_Exercise material_.

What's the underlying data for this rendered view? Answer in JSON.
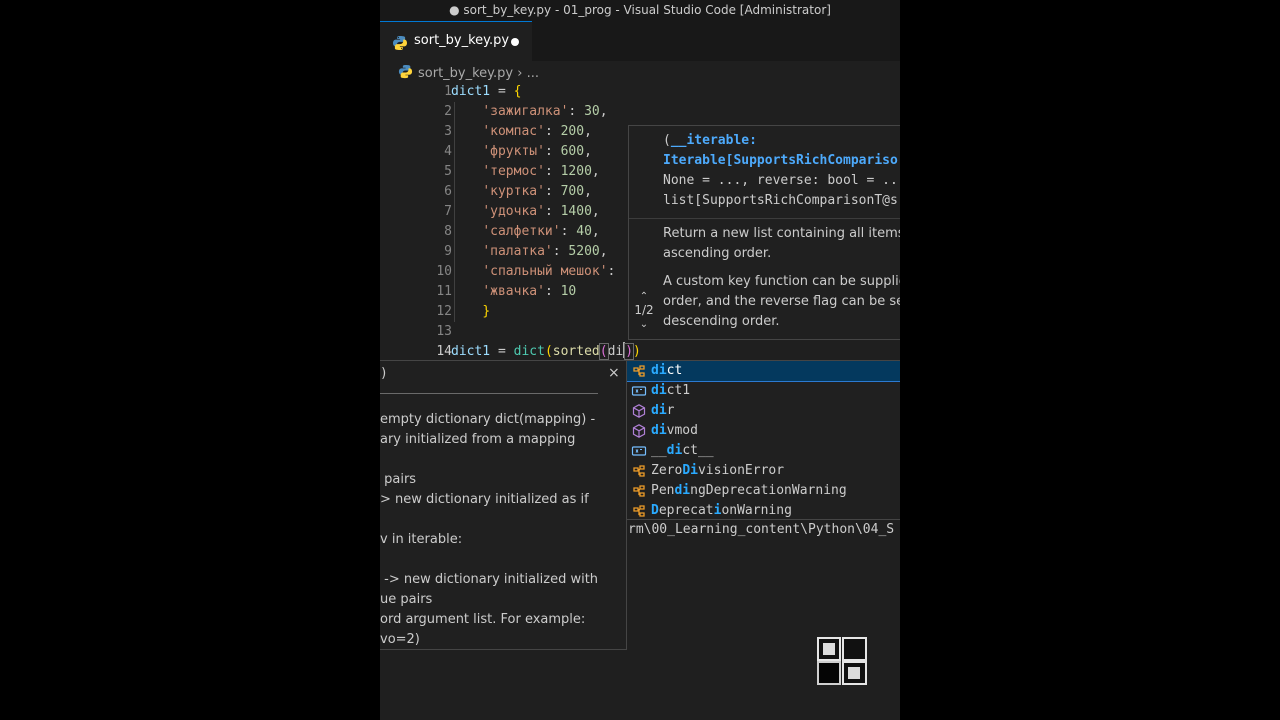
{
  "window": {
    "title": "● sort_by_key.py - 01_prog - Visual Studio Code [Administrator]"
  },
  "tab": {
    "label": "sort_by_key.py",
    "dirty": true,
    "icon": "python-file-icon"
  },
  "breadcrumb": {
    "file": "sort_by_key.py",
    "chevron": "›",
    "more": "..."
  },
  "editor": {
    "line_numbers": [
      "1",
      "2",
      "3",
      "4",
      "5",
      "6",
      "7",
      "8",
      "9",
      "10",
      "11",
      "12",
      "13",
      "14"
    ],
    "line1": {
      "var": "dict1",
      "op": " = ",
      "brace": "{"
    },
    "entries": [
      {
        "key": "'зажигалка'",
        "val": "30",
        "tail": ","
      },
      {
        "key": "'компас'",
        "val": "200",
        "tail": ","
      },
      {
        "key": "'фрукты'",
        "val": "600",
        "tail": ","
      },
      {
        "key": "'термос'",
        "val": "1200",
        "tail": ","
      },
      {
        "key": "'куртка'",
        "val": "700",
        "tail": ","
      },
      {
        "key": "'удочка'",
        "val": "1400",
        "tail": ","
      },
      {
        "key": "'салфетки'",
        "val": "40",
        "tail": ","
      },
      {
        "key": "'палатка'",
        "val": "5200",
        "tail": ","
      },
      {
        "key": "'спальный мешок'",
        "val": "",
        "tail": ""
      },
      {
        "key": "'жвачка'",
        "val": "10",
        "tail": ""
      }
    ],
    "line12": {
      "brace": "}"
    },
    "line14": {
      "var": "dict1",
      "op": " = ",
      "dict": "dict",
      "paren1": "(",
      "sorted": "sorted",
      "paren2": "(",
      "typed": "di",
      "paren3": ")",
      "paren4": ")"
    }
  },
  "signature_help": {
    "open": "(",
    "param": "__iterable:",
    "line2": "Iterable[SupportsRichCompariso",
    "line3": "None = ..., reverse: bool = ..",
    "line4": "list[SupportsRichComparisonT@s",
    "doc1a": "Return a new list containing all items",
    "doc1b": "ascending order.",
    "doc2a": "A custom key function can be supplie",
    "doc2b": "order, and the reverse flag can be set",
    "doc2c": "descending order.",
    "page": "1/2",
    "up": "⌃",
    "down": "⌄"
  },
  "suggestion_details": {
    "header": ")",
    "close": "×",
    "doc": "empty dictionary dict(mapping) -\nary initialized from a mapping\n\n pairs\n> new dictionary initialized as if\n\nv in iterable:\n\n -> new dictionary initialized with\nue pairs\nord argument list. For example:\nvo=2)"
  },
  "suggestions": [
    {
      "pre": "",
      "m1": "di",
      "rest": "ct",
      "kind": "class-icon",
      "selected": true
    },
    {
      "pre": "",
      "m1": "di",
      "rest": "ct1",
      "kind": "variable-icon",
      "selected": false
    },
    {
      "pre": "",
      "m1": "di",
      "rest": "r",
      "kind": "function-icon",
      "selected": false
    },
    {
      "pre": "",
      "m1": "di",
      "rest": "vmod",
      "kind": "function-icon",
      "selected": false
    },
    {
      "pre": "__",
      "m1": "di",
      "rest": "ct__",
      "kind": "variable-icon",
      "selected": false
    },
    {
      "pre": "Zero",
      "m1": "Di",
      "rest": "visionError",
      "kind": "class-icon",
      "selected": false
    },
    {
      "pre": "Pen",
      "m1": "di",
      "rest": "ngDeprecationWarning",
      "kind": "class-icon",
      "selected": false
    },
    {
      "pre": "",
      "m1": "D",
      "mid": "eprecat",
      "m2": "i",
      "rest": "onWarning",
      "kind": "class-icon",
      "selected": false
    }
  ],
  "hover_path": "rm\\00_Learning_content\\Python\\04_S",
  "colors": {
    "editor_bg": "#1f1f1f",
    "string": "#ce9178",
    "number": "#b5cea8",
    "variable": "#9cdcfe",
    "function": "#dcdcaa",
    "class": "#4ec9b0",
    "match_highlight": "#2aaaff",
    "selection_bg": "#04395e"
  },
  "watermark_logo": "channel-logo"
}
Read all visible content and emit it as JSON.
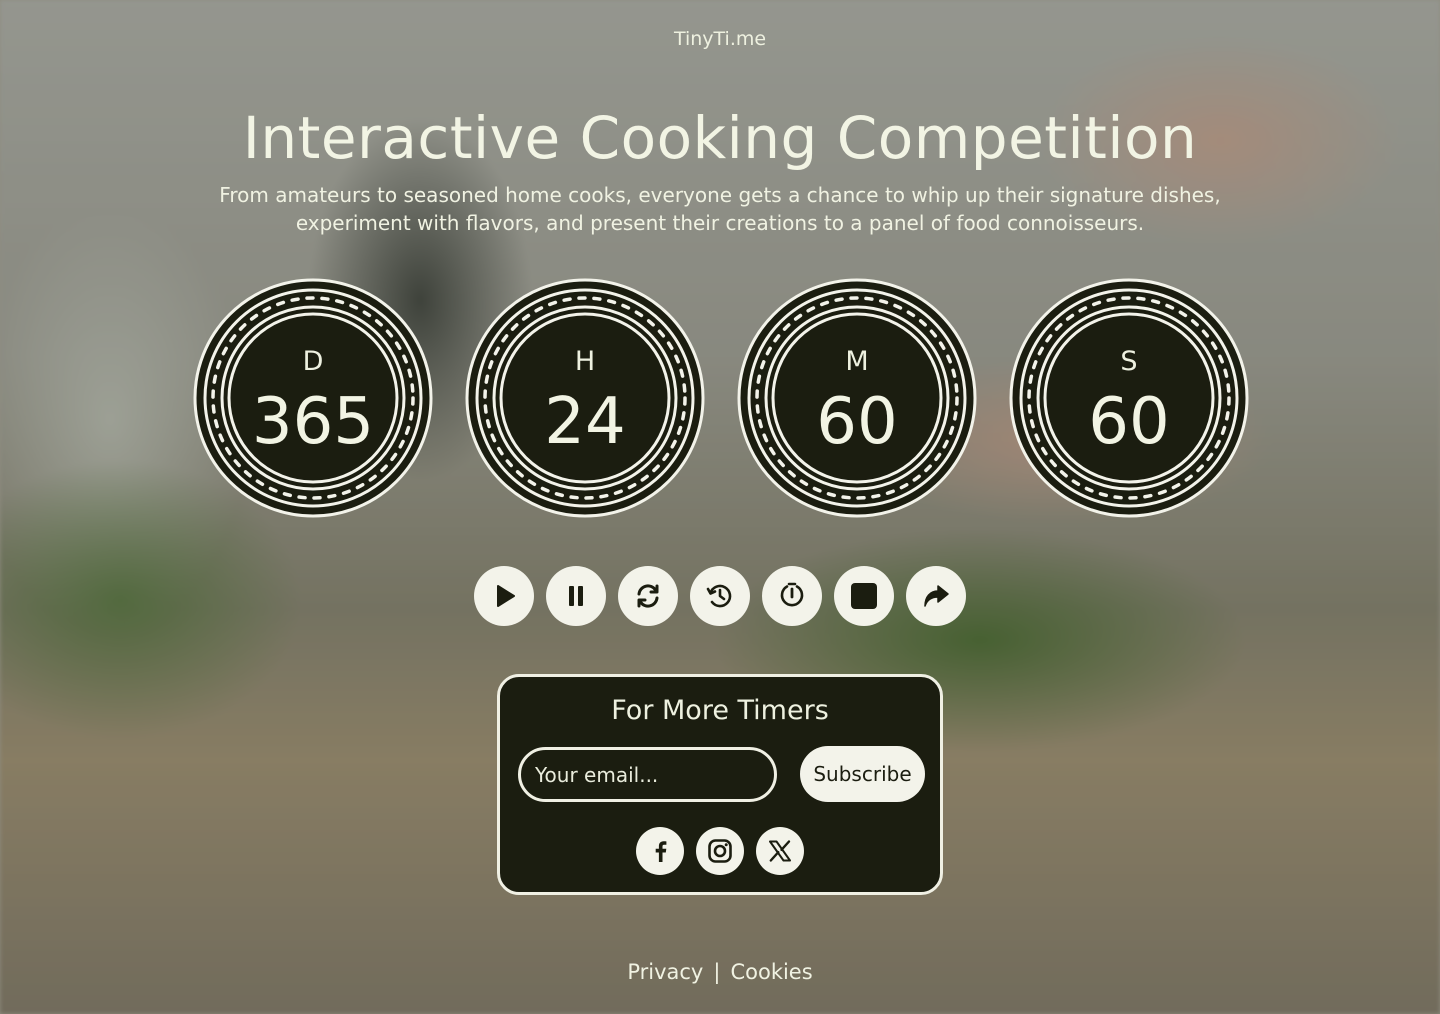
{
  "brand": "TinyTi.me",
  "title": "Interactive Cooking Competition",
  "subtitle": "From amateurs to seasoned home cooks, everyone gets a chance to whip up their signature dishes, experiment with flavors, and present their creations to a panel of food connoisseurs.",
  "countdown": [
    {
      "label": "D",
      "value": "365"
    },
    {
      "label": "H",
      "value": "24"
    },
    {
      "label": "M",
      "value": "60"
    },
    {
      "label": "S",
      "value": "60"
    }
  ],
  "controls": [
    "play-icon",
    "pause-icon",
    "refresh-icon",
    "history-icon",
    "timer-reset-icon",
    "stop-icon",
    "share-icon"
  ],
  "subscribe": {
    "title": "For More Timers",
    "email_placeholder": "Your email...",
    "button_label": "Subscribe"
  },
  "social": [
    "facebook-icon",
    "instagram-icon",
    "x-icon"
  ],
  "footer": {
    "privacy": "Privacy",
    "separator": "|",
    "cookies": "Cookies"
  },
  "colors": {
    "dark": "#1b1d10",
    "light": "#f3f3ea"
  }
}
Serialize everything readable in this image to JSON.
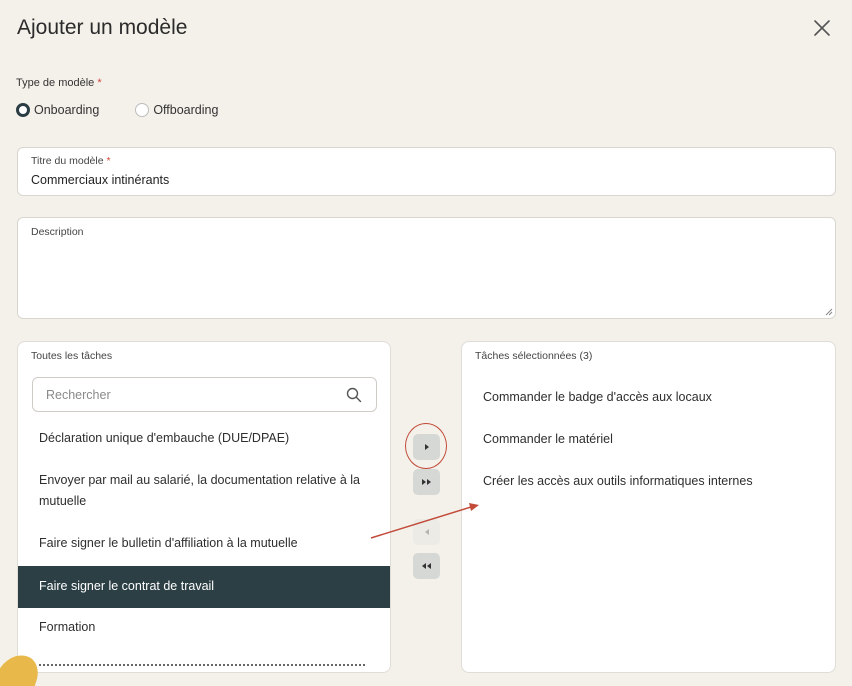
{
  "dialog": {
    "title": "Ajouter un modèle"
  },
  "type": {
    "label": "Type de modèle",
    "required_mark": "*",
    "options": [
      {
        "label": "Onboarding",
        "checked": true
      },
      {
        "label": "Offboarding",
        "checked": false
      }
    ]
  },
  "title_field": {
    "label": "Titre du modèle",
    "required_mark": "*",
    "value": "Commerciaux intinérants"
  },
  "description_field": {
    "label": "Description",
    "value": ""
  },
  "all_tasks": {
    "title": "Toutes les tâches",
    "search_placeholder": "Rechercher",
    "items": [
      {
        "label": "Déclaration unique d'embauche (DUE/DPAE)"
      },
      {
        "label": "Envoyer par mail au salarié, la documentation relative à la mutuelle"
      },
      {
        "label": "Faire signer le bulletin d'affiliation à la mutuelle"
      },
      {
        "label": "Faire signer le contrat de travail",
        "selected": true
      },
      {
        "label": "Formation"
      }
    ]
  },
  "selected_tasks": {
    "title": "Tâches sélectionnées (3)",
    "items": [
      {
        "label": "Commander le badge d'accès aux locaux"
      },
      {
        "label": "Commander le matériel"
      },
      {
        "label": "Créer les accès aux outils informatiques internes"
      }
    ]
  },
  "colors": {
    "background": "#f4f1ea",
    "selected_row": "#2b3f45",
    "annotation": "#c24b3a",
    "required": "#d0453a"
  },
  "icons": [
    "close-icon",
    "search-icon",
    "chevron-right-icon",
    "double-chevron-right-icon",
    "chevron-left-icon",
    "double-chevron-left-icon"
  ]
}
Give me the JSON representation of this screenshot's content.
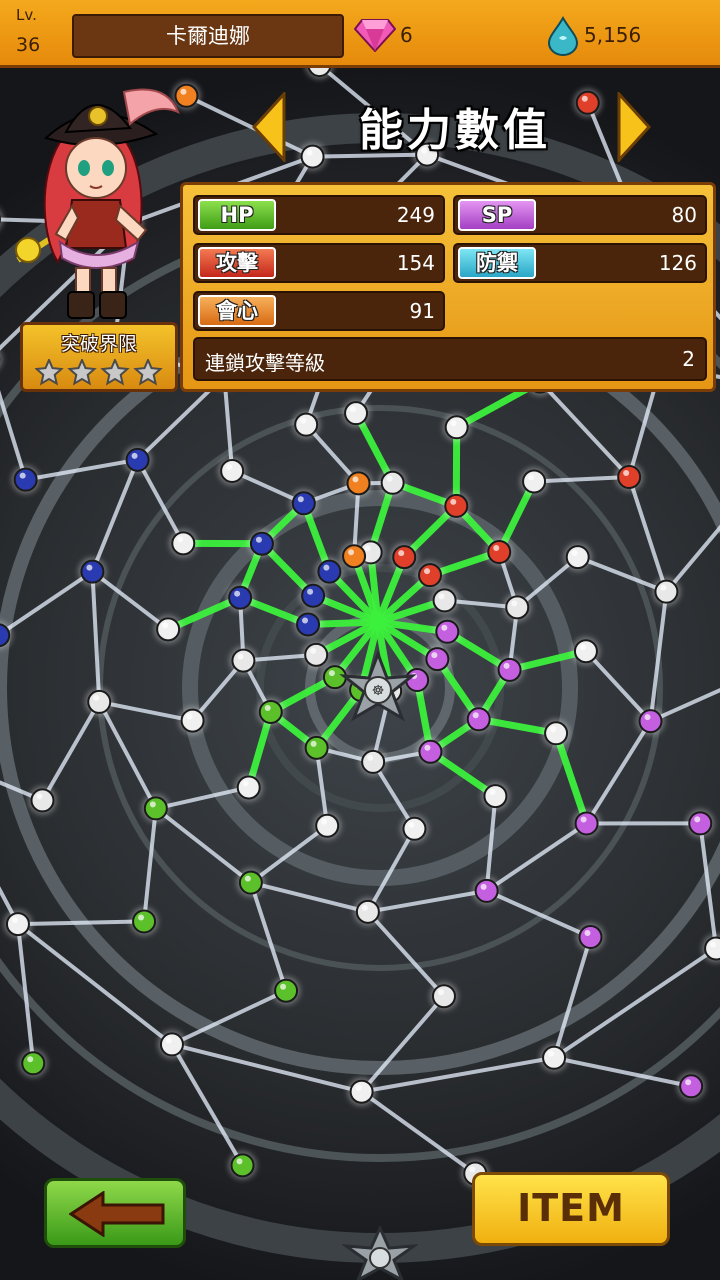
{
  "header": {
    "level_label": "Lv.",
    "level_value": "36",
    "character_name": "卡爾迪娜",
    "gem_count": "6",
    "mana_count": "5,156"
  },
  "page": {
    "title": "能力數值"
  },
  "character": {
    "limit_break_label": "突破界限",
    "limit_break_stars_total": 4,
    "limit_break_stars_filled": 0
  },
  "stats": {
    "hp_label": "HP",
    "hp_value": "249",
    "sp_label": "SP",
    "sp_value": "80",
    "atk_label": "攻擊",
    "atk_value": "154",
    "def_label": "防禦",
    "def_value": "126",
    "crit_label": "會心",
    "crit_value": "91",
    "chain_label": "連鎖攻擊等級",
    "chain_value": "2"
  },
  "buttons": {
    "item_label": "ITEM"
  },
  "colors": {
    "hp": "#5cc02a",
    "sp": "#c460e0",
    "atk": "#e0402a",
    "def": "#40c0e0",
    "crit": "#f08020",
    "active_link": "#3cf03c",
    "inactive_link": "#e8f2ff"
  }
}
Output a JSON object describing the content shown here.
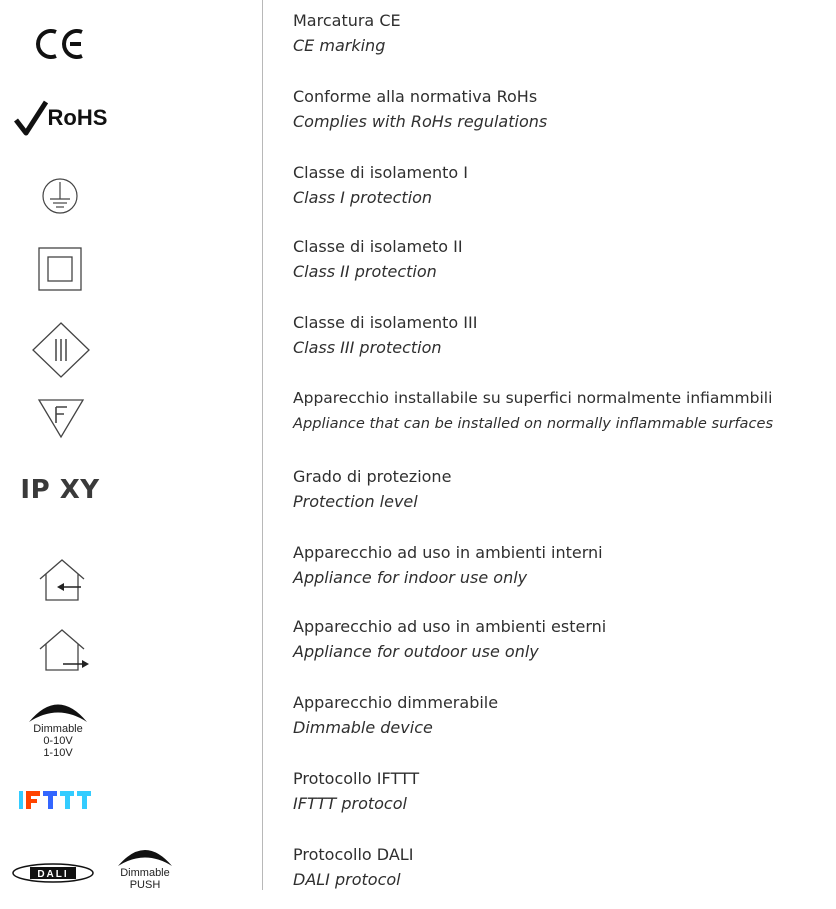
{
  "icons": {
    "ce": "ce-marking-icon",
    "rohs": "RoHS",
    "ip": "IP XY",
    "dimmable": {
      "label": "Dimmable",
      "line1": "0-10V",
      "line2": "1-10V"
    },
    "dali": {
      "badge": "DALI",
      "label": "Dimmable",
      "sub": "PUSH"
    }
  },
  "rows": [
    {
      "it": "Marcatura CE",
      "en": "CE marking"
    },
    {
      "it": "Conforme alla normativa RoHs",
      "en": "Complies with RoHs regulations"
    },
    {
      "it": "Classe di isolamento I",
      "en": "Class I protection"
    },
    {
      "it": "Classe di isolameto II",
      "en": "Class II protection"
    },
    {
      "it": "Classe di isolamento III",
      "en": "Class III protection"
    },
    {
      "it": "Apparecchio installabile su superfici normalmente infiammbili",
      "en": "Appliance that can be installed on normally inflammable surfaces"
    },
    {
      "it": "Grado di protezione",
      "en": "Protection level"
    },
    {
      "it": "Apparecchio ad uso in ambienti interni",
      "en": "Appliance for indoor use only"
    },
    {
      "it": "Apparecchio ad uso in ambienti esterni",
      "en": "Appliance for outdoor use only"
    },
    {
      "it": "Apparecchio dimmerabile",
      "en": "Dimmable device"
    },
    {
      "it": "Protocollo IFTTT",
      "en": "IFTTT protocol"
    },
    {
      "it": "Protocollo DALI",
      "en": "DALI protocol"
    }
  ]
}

_Task instructions_.
Write out every line of the entries that holds the word "list".

_Task output_.
    "line4": "list[SupportsRichComparisonT@s",
    "doc1a": "Return a new list containing all items",
    "doc": "empty dictionary dict(mapping) -\nary initialized from a mapping\n\n pairs\n> new dictionary initialized as if\n\nv in iterable:\n\n -> new dictionary initialized with\nue pairs\nord argument list. For example:\nvo=2)"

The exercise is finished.